Exercício a - Transcreva na íntegra, sem nenhuma alteração, o texto sobre direitos patrimoniais e direitos morais do autor da música.

Trecho citado -

COLUNA | Sem juridiquês: diferença entre direitos patrimoniais e direitos morais do autor da música

Breves considerações

Primeiramente, é muito importante lembrar aos DJs que estes devem ter um breve conhecimento sobre direitos autorais no processo criativo da música eletrônica.

Alerto que, ao ler nesta coluna a palavra “obra” o leitor poderá entender como “música”, “melodia”, “letra de música”, “trecho de música”, entre outras denominações que vinculem à obra musical.

O foco da coluna de hoje é dar conhecimento aos DJs e organizadores de eventos sobre os direitos que os Autores das músicas possuem e a diferença entre tais direitos, assim como as implicações de suas violações.

Nós sabemos que a tecnologia digital nos permite na produção fonográfica mixar, utilizar efeitos, recortar, modificar músicas, além de outras possibilidades, o que interfere na alteração da música como foi gravada originalmente, podendo esbarrar em questões de direitos autorais.

Exercício b - Devolva sem alterações o trecho da listagem que vai do seu início até a linha que contém "colorbar-tick-label: 2.0 <box>843", com as duas pontas incluídas.

Listagem fornecida -
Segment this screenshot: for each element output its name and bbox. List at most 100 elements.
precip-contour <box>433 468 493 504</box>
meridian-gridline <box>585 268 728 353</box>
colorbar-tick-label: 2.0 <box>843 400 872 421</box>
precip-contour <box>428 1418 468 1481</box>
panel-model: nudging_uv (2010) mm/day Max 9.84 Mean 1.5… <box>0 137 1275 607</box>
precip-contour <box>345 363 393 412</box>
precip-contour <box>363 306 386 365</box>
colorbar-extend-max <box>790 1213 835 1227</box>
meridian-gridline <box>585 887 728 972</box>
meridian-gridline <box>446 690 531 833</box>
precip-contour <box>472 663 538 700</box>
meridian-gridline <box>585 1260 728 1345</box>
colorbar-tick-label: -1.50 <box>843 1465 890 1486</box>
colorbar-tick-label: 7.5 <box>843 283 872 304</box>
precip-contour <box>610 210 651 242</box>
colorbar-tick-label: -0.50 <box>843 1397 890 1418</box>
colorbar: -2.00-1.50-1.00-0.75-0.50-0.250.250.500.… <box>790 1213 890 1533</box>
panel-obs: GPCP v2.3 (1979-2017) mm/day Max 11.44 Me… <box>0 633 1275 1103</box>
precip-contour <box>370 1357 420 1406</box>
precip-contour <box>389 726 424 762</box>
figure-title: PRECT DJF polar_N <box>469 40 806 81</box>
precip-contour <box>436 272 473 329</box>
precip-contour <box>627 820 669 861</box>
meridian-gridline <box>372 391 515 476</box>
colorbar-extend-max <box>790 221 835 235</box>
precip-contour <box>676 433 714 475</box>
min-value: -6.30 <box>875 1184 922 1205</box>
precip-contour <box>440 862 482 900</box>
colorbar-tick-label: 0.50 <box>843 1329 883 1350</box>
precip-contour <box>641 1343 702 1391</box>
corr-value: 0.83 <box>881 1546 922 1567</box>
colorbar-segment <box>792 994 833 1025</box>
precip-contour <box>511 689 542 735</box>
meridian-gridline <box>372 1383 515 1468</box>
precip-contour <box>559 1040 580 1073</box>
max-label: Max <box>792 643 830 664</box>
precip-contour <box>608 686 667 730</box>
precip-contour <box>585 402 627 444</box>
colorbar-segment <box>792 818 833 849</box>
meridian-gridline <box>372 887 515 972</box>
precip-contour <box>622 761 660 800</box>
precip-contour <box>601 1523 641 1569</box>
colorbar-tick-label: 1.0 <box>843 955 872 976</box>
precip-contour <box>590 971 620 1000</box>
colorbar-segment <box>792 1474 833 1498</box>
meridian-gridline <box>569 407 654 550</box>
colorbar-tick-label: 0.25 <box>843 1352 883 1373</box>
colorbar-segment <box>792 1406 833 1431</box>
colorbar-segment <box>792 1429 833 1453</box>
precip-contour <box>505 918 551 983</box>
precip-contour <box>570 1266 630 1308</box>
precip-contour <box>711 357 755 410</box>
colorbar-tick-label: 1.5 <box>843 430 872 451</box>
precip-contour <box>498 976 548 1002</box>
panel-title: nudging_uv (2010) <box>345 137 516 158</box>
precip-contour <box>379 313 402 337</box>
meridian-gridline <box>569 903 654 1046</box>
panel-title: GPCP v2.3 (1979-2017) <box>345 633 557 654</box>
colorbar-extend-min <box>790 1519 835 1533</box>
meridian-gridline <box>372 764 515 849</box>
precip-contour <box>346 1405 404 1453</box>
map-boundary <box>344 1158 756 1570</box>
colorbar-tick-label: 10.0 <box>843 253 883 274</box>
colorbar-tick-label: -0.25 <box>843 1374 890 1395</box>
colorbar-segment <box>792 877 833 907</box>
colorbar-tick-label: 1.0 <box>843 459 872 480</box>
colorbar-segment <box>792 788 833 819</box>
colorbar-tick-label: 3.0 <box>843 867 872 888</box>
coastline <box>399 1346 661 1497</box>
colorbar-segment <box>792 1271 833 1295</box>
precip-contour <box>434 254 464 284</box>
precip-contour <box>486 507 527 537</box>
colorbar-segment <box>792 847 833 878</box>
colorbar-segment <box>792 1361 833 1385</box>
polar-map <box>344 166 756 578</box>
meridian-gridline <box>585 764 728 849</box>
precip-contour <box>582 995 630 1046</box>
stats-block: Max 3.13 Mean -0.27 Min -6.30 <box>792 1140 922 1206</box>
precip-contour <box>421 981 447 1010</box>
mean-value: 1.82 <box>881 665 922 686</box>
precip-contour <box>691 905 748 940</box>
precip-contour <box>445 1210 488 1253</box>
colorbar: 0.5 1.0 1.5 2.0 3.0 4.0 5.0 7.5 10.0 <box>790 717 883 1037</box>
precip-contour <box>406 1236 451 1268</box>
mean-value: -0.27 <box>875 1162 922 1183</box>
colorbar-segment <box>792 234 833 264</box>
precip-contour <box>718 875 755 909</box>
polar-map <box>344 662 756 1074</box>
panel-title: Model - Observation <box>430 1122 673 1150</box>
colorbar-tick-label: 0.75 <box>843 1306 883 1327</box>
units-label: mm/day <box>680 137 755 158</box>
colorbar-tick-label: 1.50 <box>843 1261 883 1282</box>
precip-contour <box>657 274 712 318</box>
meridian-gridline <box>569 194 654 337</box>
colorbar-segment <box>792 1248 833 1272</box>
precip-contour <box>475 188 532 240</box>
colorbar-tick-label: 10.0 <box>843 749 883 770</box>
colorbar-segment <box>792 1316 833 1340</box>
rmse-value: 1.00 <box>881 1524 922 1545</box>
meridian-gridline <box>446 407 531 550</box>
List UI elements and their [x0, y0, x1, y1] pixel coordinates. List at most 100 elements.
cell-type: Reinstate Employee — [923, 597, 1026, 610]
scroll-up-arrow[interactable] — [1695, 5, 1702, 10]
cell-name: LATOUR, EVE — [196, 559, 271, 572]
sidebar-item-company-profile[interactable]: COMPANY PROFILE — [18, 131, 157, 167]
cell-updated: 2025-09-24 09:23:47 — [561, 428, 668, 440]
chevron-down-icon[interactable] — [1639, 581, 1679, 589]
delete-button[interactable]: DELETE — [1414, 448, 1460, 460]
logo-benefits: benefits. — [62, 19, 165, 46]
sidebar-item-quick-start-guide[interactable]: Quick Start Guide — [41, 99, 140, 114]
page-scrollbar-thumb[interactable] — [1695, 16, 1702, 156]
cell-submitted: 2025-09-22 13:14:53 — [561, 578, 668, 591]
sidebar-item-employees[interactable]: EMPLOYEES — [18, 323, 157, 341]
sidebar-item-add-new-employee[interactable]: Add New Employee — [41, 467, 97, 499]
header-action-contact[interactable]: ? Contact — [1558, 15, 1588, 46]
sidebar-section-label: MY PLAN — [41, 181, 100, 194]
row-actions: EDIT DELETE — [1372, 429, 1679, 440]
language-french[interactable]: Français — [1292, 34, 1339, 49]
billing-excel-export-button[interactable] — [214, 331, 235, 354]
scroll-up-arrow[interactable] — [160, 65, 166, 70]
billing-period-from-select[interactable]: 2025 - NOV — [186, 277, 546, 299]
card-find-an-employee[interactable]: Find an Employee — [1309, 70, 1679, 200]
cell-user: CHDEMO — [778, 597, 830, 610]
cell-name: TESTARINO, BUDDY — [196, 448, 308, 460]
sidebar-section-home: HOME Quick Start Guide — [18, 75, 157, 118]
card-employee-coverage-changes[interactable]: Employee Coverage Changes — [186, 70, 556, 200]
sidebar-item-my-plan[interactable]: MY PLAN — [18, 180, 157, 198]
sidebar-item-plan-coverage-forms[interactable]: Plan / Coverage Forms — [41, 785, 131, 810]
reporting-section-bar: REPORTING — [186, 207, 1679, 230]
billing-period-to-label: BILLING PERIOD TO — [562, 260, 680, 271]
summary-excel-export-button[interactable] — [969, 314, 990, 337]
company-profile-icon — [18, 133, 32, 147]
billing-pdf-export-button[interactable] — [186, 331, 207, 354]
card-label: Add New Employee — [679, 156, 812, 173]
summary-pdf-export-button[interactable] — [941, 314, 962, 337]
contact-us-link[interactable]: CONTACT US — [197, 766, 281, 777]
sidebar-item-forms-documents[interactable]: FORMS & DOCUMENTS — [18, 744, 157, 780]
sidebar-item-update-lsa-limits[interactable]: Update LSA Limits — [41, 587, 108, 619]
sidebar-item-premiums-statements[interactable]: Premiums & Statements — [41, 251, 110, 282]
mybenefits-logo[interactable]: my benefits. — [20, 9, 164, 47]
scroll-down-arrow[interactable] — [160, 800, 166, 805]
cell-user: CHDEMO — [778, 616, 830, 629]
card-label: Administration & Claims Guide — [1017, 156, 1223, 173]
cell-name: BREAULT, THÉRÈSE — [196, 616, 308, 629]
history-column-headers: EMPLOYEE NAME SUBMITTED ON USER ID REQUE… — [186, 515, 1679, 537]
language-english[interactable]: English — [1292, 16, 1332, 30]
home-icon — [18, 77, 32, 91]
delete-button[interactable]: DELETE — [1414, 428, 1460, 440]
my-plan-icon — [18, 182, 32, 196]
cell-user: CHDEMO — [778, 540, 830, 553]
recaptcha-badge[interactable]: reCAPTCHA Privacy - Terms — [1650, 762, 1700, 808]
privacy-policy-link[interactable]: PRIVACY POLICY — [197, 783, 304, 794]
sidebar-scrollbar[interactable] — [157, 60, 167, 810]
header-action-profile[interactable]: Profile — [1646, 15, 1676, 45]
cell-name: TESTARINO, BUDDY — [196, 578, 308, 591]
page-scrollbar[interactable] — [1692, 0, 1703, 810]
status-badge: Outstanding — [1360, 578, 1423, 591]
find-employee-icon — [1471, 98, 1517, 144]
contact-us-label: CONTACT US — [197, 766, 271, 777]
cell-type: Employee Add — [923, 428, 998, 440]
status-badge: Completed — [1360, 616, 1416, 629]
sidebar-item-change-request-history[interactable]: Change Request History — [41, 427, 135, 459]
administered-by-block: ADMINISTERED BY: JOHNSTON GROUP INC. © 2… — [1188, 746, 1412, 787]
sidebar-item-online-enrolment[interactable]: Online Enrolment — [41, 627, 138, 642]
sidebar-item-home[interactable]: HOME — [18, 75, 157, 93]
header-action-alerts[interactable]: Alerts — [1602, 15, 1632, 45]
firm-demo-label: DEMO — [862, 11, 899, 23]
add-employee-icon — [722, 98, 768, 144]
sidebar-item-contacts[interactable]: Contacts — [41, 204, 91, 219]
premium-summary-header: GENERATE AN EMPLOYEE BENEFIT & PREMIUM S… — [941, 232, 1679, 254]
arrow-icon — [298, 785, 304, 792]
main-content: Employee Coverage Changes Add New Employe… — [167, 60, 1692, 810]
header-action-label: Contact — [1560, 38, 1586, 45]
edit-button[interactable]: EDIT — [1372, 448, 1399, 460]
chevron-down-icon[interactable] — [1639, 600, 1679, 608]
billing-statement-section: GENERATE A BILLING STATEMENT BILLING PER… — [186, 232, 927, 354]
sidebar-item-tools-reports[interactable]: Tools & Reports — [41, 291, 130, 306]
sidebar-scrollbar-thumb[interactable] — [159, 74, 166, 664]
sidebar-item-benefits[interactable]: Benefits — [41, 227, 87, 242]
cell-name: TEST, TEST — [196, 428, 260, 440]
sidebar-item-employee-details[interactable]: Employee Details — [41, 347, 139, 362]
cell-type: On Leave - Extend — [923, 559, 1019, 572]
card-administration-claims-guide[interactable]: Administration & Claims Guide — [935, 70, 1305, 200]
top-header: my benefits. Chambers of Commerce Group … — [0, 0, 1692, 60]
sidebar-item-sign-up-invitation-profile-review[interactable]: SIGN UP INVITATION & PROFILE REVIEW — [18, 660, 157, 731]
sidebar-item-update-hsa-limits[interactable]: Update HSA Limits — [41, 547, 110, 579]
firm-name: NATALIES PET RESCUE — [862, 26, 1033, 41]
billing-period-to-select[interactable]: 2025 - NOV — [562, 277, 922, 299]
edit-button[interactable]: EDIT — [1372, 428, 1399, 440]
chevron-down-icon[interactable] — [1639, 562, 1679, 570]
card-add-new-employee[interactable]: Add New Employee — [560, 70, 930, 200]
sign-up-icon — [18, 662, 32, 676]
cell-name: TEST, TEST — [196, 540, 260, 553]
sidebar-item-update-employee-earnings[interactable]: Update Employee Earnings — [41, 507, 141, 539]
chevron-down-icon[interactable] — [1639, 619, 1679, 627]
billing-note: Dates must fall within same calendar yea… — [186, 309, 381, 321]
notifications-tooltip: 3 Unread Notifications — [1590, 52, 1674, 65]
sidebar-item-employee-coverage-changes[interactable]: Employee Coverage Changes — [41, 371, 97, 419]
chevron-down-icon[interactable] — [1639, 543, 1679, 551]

Resposta a -
COLUNA | Sem juridiquês: diferença entre direitos patrimoniais e direitos morais do autor da música

Breves considerações

Primeiramente, é muito importante lembrar aos DJs que estes devem ter um breve conhecimento sobre direitos autorais no processo criativo da música eletrônica.

Alerto que, ao ler nesta coluna a palavra “obra” o leitor poderá entender como “música”, “melodia”, “letra de música”, “trecho de música”, entre outras denominações que vinculem à obra musical.

O foco da coluna de hoje é dar conhecimento aos DJs e organizadores de eventos sobre os direitos que os Autores das músicas possuem e a diferença entre tais direitos, assim como as implicações de suas violações.

Nós sabemos que a tecnologia digital nos permite na produção fonográfica mixar, utilizar efeitos, recortar, modificar músicas, além de outras possibilidades, o que interfere na alteração da música como foi gravada originalmente, podendo esbarrar em questões de direitos autorais.

Resposta b -
Segment this screenshot: for each element output its name and bbox. List at most 100 elements.
precip-contour <box>433 468 493 504</box>
meridian-gridline <box>585 268 728 353</box>
colorbar-tick-label: 2.0 <box>843 400 872 421</box>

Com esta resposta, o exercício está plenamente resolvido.